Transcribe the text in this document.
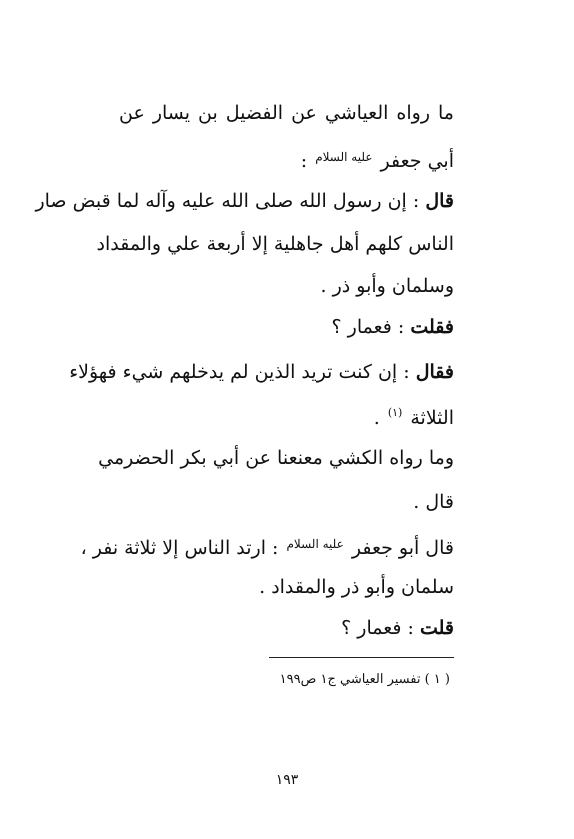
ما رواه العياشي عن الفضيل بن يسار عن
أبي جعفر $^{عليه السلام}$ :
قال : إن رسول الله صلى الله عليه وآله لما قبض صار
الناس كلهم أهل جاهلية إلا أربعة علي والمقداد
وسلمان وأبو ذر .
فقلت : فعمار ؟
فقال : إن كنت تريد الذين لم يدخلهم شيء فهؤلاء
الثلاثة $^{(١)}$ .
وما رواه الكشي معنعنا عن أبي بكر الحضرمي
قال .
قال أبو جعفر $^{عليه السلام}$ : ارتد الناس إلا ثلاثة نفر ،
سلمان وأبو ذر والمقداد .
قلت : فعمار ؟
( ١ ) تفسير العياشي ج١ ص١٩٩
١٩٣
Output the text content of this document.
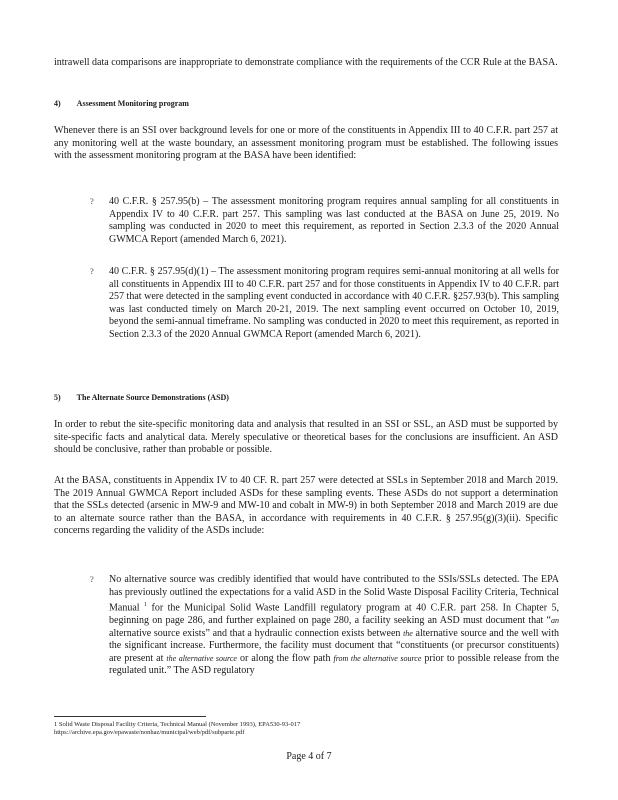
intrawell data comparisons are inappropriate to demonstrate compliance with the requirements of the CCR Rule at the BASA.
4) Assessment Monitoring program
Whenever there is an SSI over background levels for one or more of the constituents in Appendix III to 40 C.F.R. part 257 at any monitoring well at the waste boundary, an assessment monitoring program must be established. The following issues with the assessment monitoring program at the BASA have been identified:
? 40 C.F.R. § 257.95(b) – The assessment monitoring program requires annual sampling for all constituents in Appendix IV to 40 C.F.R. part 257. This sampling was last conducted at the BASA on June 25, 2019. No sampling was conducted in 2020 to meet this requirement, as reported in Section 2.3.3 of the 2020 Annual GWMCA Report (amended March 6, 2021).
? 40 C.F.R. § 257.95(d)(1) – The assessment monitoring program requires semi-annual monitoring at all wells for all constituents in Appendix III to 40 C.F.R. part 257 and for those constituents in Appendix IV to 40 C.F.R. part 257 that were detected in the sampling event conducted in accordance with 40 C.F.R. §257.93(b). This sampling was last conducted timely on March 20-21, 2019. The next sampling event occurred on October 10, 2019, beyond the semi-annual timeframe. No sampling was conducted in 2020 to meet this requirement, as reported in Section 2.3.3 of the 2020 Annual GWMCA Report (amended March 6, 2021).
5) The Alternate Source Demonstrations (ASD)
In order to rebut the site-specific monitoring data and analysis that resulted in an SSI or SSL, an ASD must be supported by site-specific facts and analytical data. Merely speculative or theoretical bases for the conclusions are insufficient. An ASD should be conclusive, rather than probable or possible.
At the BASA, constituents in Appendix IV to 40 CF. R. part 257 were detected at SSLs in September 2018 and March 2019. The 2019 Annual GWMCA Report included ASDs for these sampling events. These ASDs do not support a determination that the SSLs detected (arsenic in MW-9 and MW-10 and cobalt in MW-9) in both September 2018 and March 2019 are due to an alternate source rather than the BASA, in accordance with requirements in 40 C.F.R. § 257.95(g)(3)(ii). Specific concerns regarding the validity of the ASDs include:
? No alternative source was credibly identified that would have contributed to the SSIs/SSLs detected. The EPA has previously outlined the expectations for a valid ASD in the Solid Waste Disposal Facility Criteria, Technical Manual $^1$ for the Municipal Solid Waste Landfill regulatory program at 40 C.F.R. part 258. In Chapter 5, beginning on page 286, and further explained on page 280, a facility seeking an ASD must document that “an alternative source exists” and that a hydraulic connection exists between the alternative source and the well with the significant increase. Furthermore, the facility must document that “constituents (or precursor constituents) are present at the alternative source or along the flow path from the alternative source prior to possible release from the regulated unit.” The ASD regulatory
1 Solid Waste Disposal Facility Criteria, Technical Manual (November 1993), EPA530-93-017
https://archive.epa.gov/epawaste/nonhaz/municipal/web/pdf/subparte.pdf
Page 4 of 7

........

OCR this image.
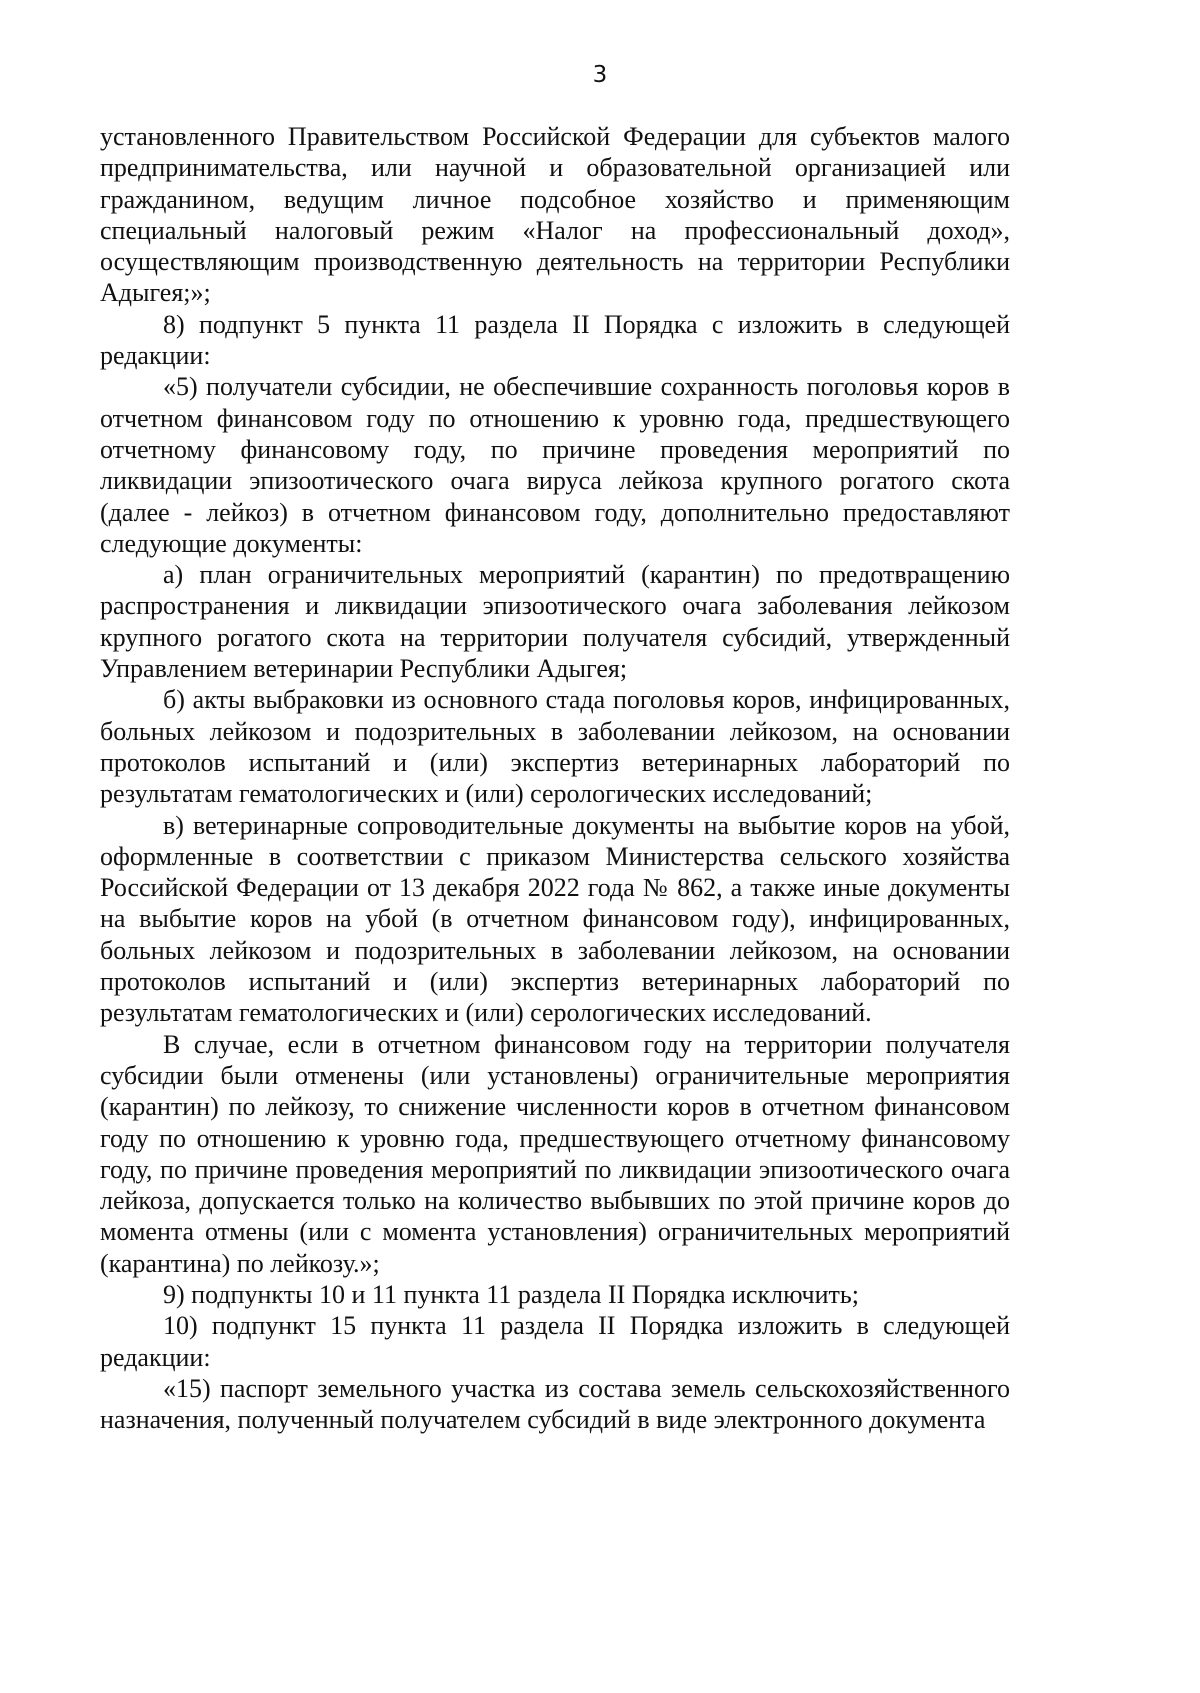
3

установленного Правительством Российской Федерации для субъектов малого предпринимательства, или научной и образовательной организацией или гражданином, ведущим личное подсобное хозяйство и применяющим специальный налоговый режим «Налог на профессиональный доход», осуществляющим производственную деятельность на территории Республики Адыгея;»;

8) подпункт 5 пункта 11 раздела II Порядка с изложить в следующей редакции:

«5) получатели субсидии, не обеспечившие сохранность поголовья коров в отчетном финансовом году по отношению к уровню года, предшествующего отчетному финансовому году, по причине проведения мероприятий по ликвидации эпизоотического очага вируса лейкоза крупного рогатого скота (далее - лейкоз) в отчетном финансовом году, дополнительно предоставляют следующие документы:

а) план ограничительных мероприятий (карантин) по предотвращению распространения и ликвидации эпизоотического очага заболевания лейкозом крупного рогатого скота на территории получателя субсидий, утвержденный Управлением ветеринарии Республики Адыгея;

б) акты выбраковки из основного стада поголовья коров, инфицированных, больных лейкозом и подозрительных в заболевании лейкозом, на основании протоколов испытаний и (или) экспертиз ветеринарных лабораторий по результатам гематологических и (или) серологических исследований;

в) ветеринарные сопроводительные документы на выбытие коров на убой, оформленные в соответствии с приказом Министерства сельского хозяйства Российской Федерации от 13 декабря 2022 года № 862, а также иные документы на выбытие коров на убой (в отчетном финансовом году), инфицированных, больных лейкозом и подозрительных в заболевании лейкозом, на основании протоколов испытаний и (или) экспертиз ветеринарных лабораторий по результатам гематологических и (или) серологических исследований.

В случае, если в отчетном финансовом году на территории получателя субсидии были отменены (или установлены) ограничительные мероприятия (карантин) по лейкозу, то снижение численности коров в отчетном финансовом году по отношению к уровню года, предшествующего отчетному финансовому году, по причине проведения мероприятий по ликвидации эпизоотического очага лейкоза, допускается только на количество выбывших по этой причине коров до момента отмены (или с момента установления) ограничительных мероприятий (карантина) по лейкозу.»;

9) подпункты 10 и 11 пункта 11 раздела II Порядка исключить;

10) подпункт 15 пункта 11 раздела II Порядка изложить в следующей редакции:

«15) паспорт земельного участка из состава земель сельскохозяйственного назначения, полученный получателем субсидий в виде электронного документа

........

* [EXERCISE OBJECTIVE]: Count how many lines in the data contain the word "جعفر", giving the number without comment.

* [WRITTEN ANSWER]: 2